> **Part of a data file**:
§ §

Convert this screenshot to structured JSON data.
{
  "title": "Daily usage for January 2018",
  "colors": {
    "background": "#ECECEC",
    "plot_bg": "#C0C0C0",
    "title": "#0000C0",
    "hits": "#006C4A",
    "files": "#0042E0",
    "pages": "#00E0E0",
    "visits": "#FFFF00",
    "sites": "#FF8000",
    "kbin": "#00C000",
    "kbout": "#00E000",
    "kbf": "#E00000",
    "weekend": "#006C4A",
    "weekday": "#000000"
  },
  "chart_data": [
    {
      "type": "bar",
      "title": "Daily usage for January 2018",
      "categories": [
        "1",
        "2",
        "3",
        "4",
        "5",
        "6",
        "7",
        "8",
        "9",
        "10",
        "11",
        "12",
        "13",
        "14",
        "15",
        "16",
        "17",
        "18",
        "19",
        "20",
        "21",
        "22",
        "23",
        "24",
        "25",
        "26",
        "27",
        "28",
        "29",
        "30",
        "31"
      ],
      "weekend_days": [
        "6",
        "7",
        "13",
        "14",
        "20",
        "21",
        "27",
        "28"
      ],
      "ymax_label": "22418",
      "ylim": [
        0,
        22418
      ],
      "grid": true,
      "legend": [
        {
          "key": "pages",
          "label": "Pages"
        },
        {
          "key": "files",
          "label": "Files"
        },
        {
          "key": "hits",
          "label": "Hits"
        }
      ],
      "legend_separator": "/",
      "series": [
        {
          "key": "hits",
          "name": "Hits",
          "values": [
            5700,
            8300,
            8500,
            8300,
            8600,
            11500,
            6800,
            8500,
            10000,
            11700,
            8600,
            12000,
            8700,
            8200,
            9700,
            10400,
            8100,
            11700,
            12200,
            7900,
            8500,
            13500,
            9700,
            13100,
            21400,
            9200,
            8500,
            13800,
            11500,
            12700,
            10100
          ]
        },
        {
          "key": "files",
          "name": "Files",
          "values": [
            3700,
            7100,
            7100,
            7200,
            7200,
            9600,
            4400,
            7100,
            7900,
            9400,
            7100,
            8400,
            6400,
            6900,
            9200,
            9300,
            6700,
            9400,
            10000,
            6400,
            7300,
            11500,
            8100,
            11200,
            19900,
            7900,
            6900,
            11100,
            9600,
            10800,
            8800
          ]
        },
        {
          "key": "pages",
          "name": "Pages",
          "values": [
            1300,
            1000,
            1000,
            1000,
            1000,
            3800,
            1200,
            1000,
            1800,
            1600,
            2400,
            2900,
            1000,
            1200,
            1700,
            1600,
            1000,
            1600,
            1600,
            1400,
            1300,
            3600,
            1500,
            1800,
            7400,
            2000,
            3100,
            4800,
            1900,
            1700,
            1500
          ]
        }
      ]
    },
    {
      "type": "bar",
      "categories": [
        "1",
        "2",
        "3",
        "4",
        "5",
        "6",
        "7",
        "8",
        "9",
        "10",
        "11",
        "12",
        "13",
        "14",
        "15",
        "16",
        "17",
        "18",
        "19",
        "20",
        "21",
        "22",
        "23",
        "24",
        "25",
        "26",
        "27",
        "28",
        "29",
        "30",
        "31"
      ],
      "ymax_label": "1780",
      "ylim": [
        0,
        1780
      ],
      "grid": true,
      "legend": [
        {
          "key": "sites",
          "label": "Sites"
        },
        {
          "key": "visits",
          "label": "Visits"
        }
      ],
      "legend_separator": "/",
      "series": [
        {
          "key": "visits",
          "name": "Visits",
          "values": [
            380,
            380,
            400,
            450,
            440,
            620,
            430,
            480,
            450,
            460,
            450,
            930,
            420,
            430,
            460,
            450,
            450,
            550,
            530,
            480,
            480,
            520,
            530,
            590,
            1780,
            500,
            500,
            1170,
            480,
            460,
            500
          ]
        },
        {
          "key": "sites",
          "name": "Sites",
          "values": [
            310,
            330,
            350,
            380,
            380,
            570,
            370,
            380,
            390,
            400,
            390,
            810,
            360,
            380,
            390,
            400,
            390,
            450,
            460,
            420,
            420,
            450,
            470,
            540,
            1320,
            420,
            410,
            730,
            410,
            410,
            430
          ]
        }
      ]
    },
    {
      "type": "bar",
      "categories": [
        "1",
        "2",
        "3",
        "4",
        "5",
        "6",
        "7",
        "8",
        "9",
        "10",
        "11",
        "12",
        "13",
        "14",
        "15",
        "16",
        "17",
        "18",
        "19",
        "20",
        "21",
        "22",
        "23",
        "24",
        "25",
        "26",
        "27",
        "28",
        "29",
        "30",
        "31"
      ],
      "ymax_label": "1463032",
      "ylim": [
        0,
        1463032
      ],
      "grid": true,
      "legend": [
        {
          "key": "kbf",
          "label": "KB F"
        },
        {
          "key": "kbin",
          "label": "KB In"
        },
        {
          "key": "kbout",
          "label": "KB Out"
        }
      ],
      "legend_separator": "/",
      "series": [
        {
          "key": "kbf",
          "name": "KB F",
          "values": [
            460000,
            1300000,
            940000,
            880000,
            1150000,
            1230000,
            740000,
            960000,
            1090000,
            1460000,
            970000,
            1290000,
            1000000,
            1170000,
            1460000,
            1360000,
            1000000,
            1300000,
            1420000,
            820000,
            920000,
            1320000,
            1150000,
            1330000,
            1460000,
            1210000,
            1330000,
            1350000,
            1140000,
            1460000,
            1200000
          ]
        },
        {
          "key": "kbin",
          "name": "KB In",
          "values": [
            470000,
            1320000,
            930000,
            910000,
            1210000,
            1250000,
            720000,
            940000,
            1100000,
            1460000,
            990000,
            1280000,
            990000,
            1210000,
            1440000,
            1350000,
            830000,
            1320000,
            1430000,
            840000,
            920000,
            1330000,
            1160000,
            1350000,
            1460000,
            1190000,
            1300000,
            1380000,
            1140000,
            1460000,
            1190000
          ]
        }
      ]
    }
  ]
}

§ §

> **WHAT YOU NEED TO DO**: Filter the records above and return every line that holds the word "name".

> **RESULT FOR THIS TASK**:
          "name": "Hits",
          "name": "Files",
          "name": "Pages",
          "name": "Visits",
          "name": "Sites",
          "name": "KB F",
          "name": "KB In",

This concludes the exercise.